----- Records for processing -----

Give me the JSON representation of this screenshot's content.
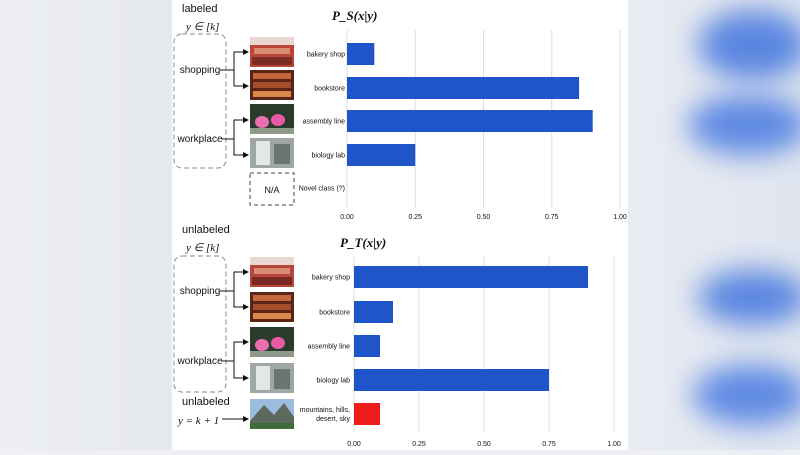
{
  "colors": {
    "bar": "#1f55c9",
    "novel_bar": "#ef1c1c",
    "grid": "#dddddd"
  },
  "labeled_panel": {
    "section_label": "labeled",
    "set_label": "y ∈ [k]",
    "title": "P_S(x|y)",
    "groups": [
      "shopping",
      "workplace"
    ],
    "na_label": "N/A"
  },
  "unlabeled_panel": {
    "section_label": "unlabeled",
    "set_label": "y ∈ [k]",
    "title": "P_T(x|y)",
    "groups": [
      "shopping",
      "workplace"
    ],
    "novel_section_label": "unlabeled",
    "novel_label": "y = k + 1"
  },
  "chart_data": [
    {
      "type": "bar",
      "orientation": "horizontal",
      "title": "P_S(x|y)",
      "categories": [
        "bakery shop",
        "bookstore",
        "assembly line",
        "biology lab",
        "Novel class (?)"
      ],
      "values": [
        0.1,
        0.85,
        0.9,
        0.25,
        0
      ],
      "xlim": [
        0,
        1
      ],
      "xticks": [
        "0.00",
        "0.25",
        "0.50",
        "0.75",
        "1.00"
      ],
      "grid": true
    },
    {
      "type": "bar",
      "orientation": "horizontal",
      "title": "P_T(x|y)",
      "categories": [
        "bakery shop",
        "bookstore",
        "assembly line",
        "biology lab",
        "mountains, hills, desert, sky"
      ],
      "values": [
        0.9,
        0.15,
        0.1,
        0.75,
        0.1
      ],
      "xlim": [
        0,
        1
      ],
      "xticks": [
        "0.00",
        "0.25",
        "0.50",
        "0.75",
        "1.00"
      ],
      "grid": true
    }
  ]
}
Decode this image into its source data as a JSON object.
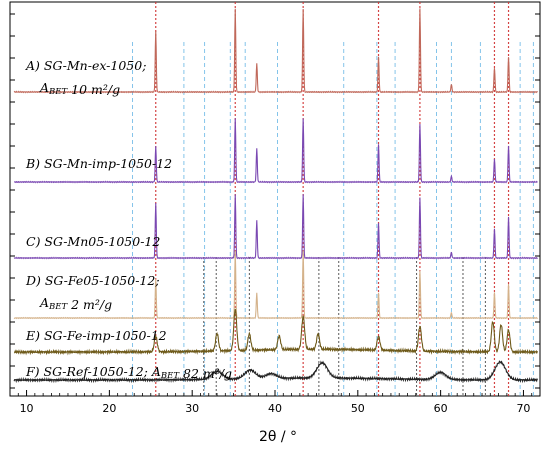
{
  "chart_data": {
    "type": "line",
    "xlabel": "2θ / °",
    "ylabel": "",
    "xlim": [
      8,
      72
    ],
    "x_ticks": [
      10,
      20,
      30,
      40,
      50,
      60,
      70
    ],
    "grid": false,
    "annotations": [
      {
        "id": "A",
        "lines": [
          "A) SG-Mn-ex-1050;",
          "A<sub>BET</sub> 10 m²/g"
        ],
        "text": "A) SG-Mn-ex-1050; ABET 10 m²/g"
      },
      {
        "id": "B",
        "lines": [
          "B) SG-Mn-imp-1050-12"
        ],
        "text": "B) SG-Mn-imp-1050-12"
      },
      {
        "id": "C",
        "lines": [
          "C) SG-Mn05-1050-12"
        ],
        "text": "C) SG-Mn05-1050-12"
      },
      {
        "id": "D",
        "lines": [
          "D) SG-Fe05-1050-12;",
          "A<sub>BET</sub> 2 m²/g"
        ],
        "text": "D) SG-Fe05-1050-12; ABET 2 m²/g"
      },
      {
        "id": "E",
        "lines": [
          "E) SG-Fe-imp-1050-12"
        ],
        "text": "E) SG-Fe-imp-1050-12"
      },
      {
        "id": "F",
        "lines": [
          "F) SG-Ref-1050-12; A<sub>BET</sub> 82 m²/g"
        ],
        "text": "F) SG-Ref-1050-12; ABET 82 m²/g"
      }
    ],
    "series": [
      {
        "id": "A",
        "color": "#c0685a",
        "peaks": [
          [
            25.6,
            0.95
          ],
          [
            35.2,
            1.3
          ],
          [
            37.8,
            0.45
          ],
          [
            43.4,
            1.3
          ],
          [
            52.5,
            0.55
          ],
          [
            57.5,
            1.3
          ],
          [
            61.3,
            0.12
          ],
          [
            66.5,
            0.38
          ],
          [
            68.2,
            0.55
          ]
        ]
      },
      {
        "id": "B",
        "color": "#7a48b2",
        "peaks": [
          [
            25.6,
            0.62
          ],
          [
            35.2,
            1.1
          ],
          [
            37.8,
            0.58
          ],
          [
            43.4,
            1.1
          ],
          [
            52.5,
            0.65
          ],
          [
            57.5,
            1.0
          ],
          [
            61.3,
            0.1
          ],
          [
            66.5,
            0.4
          ],
          [
            68.2,
            0.62
          ]
        ]
      },
      {
        "id": "C",
        "color": "#7a48b2",
        "peaks": [
          [
            25.6,
            0.95
          ],
          [
            35.2,
            1.1
          ],
          [
            37.8,
            0.65
          ],
          [
            43.4,
            1.1
          ],
          [
            52.5,
            0.6
          ],
          [
            57.5,
            1.05
          ],
          [
            61.3,
            0.1
          ],
          [
            66.5,
            0.5
          ],
          [
            68.2,
            0.7
          ]
        ]
      },
      {
        "id": "D",
        "color": "#d4b28a",
        "peaks": [
          [
            25.6,
            0.7
          ],
          [
            35.2,
            1.2
          ],
          [
            37.8,
            0.45
          ],
          [
            43.4,
            1.2
          ],
          [
            52.5,
            0.45
          ],
          [
            57.5,
            0.85
          ],
          [
            61.3,
            0.1
          ],
          [
            66.5,
            0.45
          ],
          [
            68.2,
            0.6
          ]
        ]
      },
      {
        "id": "E",
        "color": "#6e5a1a",
        "peaks": [
          [
            25.6,
            0.28
          ],
          [
            33.0,
            0.32
          ],
          [
            35.2,
            0.75
          ],
          [
            36.9,
            0.3
          ],
          [
            40.5,
            0.25
          ],
          [
            43.4,
            0.6
          ],
          [
            45.2,
            0.28
          ],
          [
            52.5,
            0.25
          ],
          [
            57.5,
            0.45
          ],
          [
            66.3,
            0.55
          ],
          [
            67.3,
            0.5
          ],
          [
            68.2,
            0.4
          ]
        ]
      },
      {
        "id": "F",
        "color": "#222222",
        "peaks": [
          [
            33.0,
            0.2
          ],
          [
            37.0,
            0.22
          ],
          [
            39.5,
            0.12
          ],
          [
            45.7,
            0.38
          ],
          [
            60.0,
            0.18
          ],
          [
            67.2,
            0.45
          ]
        ]
      }
    ],
    "reference_lines": [
      {
        "color": "#d03030",
        "style": "dotted",
        "positions": [
          25.6,
          35.2,
          43.4,
          52.5,
          57.5,
          66.5,
          68.2
        ]
      },
      {
        "color": "#4aa8e0",
        "style": "dashed",
        "positions": [
          22.8,
          29.0,
          31.5,
          34.6,
          36.4,
          40.3,
          48.3,
          52.3,
          54.5,
          59.5,
          61.3,
          64.8,
          69.6,
          71.2
        ]
      },
      {
        "color": "#333333",
        "style": "dotted",
        "positions": [
          31.4,
          32.9,
          36.9,
          45.3,
          47.7,
          57.1,
          62.7,
          65.4
        ]
      }
    ]
  }
}
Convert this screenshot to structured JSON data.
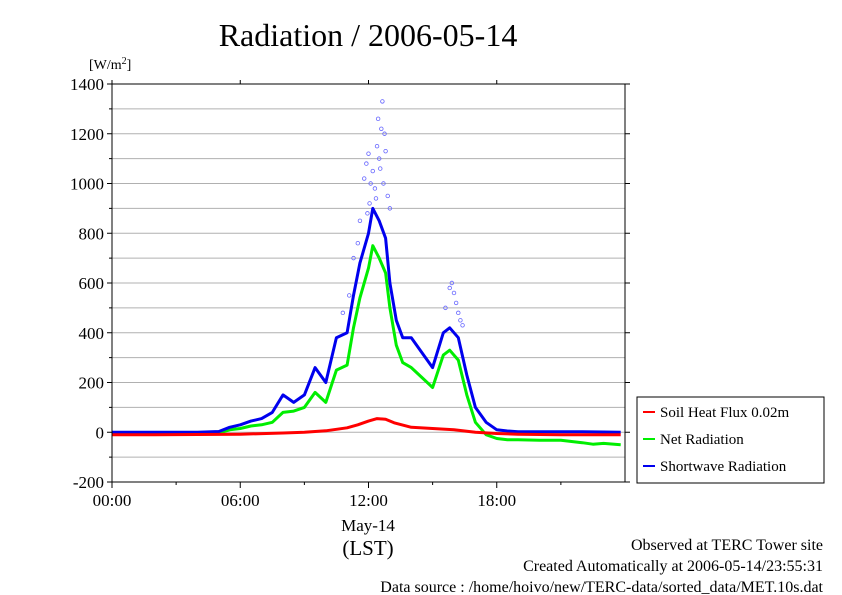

-----

### Given request:
All lines in the data that contain the word "JSON" should be copied.

### Exercise result:
Give me the JSON representation of this screenshot's content.
Decode this image into its source data as a JSON object.
Convert this screenshot to structured JSON data.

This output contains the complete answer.